Your instructions →
Without the pictures, output the records below word for word.

------ Supplied records ------

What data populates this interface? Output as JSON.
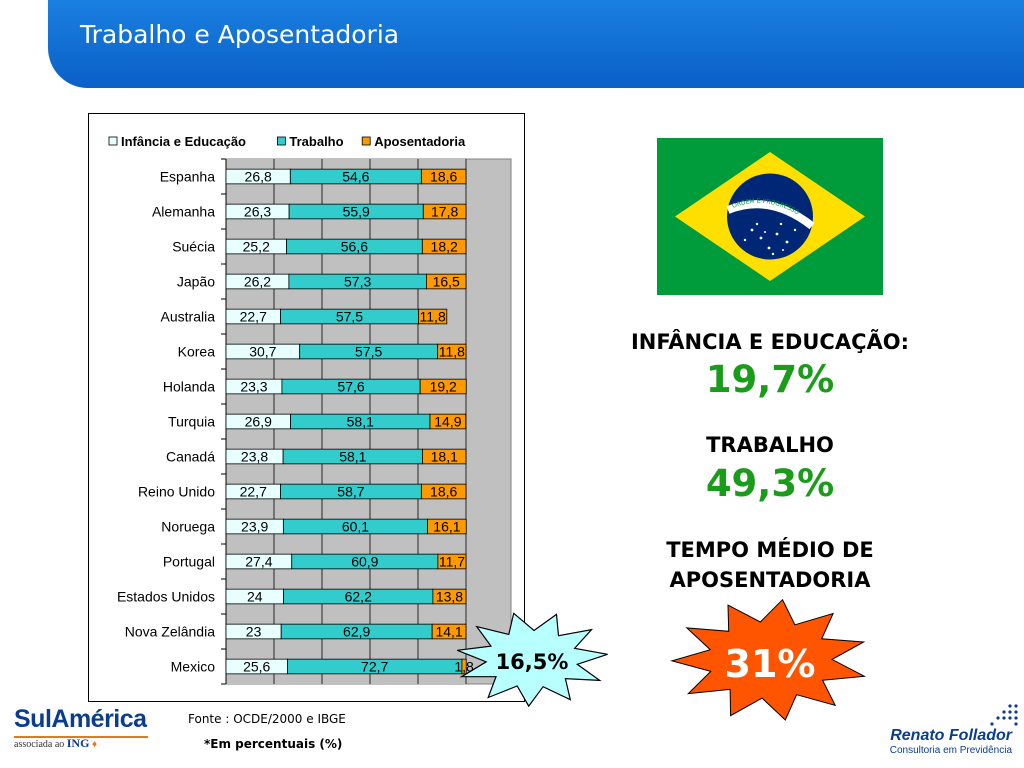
{
  "header": {
    "title": "Trabalho e Aposentadoria"
  },
  "chart_data": {
    "type": "bar",
    "orientation": "horizontal",
    "stacked": true,
    "categories": [
      "Espanha",
      "Alemanha",
      "Suécia",
      "Japão",
      "Australia",
      "Korea",
      "Holanda",
      "Turquia",
      "Canadá",
      "Reino Unido",
      "Noruega",
      "Portugal",
      "Estados Unidos",
      "Nova Zelândia",
      "Mexico"
    ],
    "series": [
      {
        "name": "Infância e Educação",
        "color": "#e8ffff",
        "values": [
          26.8,
          26.3,
          25.2,
          26.2,
          22.7,
          30.7,
          23.3,
          26.9,
          23.8,
          22.7,
          23.9,
          27.4,
          24,
          23,
          25.6
        ],
        "labels": [
          "26,8",
          "26,3",
          "25,2",
          "26,2",
          "22,7",
          "30,7",
          "23,3",
          "26,9",
          "23,8",
          "22,7",
          "23,9",
          "27,4",
          "24",
          "23",
          "25,6"
        ]
      },
      {
        "name": "Trabalho",
        "color": "#33cccc",
        "values": [
          54.6,
          55.9,
          56.6,
          57.3,
          57.5,
          57.5,
          57.6,
          58.1,
          58.1,
          58.7,
          60.1,
          60.9,
          62.2,
          62.9,
          72.7
        ],
        "labels": [
          "54,6",
          "55,9",
          "56,6",
          "57,3",
          "57,5",
          "57,5",
          "57,6",
          "58,1",
          "58,1",
          "58,7",
          "60,1",
          "60,9",
          "62,2",
          "62,9",
          "72,7"
        ]
      },
      {
        "name": "Aposentadoria",
        "color": "#ff9900",
        "values": [
          18.6,
          17.8,
          18.2,
          16.5,
          11.8,
          11.8,
          19.2,
          14.9,
          18.1,
          18.6,
          16.1,
          11.7,
          13.8,
          14.1,
          1.8
        ],
        "labels": [
          "18,6",
          "17,8",
          "18,2",
          "16,5",
          "11,8",
          "11,8",
          "19,2",
          "14,9",
          "18,1",
          "18,6",
          "16,1",
          "11,7",
          "13,8",
          "14,1",
          "1,8"
        ]
      }
    ],
    "xlim": [
      0,
      100
    ],
    "grid": true,
    "legend": "top",
    "plot_background": "#c0c0c0"
  },
  "source": {
    "label": "Fonte :",
    "value": "OCDE/2000 e IBGE"
  },
  "note": "*Em percentuais (%)",
  "flag": {
    "motto": "ORDEM E PROGRESSO"
  },
  "stats": {
    "infancia_label": "INFÂNCIA E EDUCAÇÃO:",
    "infancia_value": "19,7%",
    "trabalho_label": "TRABALHO",
    "trabalho_value": "49,3%",
    "tempo_label_line1": "TEMPO MÉDIO DE",
    "tempo_label_line2": "APOSENTADORIA",
    "aposentadoria_value": "31%",
    "burst_value": "16,5%"
  },
  "logos": {
    "sulamerica_name": "SulAmérica",
    "sulamerica_sub": "associada ao",
    "sulamerica_partner": "ING",
    "renato_name": "Renato Follador",
    "renato_sub": "Consultoria em Previdência"
  },
  "colors": {
    "header": "#0a60c8",
    "stat_value": "#1a9b1a",
    "burst_blue": "#b8ffff",
    "burst_orange": "#ff5500"
  }
}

------

Response to the task →
What data populates this interface? Output as JSON.
{
  "header": {
    "title": "Trabalho e Aposentadoria"
  },
  "chart_data": {
    "type": "bar",
    "orientation": "horizontal",
    "stacked": true,
    "categories": [
      "Espanha",
      "Alemanha",
      "Suécia",
      "Japão",
      "Australia",
      "Korea",
      "Holanda",
      "Turquia",
      "Canadá",
      "Reino Unido",
      "Noruega",
      "Portugal",
      "Estados Unidos",
      "Nova Zelândia",
      "Mexico"
    ],
    "series": [
      {
        "name": "Infância e Educação",
        "color": "#e8ffff",
        "values": [
          26.8,
          26.3,
          25.2,
          26.2,
          22.7,
          30.7,
          23.3,
          26.9,
          23.8,
          22.7,
          23.9,
          27.4,
          24,
          23,
          25.6
        ],
        "labels": [
          "26,8",
          "26,3",
          "25,2",
          "26,2",
          "22,7",
          "30,7",
          "23,3",
          "26,9",
          "23,8",
          "22,7",
          "23,9",
          "27,4",
          "24",
          "23",
          "25,6"
        ]
      },
      {
        "name": "Trabalho",
        "color": "#33cccc",
        "values": [
          54.6,
          55.9,
          56.6,
          57.3,
          57.5,
          57.5,
          57.6,
          58.1,
          58.1,
          58.7,
          60.1,
          60.9,
          62.2,
          62.9,
          72.7
        ],
        "labels": [
          "54,6",
          "55,9",
          "56,6",
          "57,3",
          "57,5",
          "57,5",
          "57,6",
          "58,1",
          "58,1",
          "58,7",
          "60,1",
          "60,9",
          "62,2",
          "62,9",
          "72,7"
        ]
      },
      {
        "name": "Aposentadoria",
        "color": "#ff9900",
        "values": [
          18.6,
          17.8,
          18.2,
          16.5,
          11.8,
          11.8,
          19.2,
          14.9,
          18.1,
          18.6,
          16.1,
          11.7,
          13.8,
          14.1,
          1.8
        ],
        "labels": [
          "18,6",
          "17,8",
          "18,2",
          "16,5",
          "11,8",
          "11,8",
          "19,2",
          "14,9",
          "18,1",
          "18,6",
          "16,1",
          "11,7",
          "13,8",
          "14,1",
          "1,8"
        ]
      }
    ],
    "xlim": [
      0,
      100
    ],
    "grid": true,
    "legend": "top",
    "plot_background": "#c0c0c0"
  },
  "source": {
    "label": "Fonte :",
    "value": "OCDE/2000 e IBGE"
  },
  "note": "*Em percentuais (%)",
  "flag": {
    "motto": "ORDEM E PROGRESSO"
  },
  "stats": {
    "infancia_label": "INFÂNCIA E EDUCAÇÃO:",
    "infancia_value": "19,7%",
    "trabalho_label": "TRABALHO",
    "trabalho_value": "49,3%",
    "tempo_label_line1": "TEMPO MÉDIO DE",
    "tempo_label_line2": "APOSENTADORIA",
    "aposentadoria_value": "31%",
    "burst_value": "16,5%"
  },
  "logos": {
    "sulamerica_name": "SulAmérica",
    "sulamerica_sub": "associada ao",
    "sulamerica_partner": "ING",
    "renato_name": "Renato Follador",
    "renato_sub": "Consultoria em Previdência"
  },
  "colors": {
    "header": "#0a60c8",
    "stat_value": "#1a9b1a",
    "burst_blue": "#b8ffff",
    "burst_orange": "#ff5500"
  }
}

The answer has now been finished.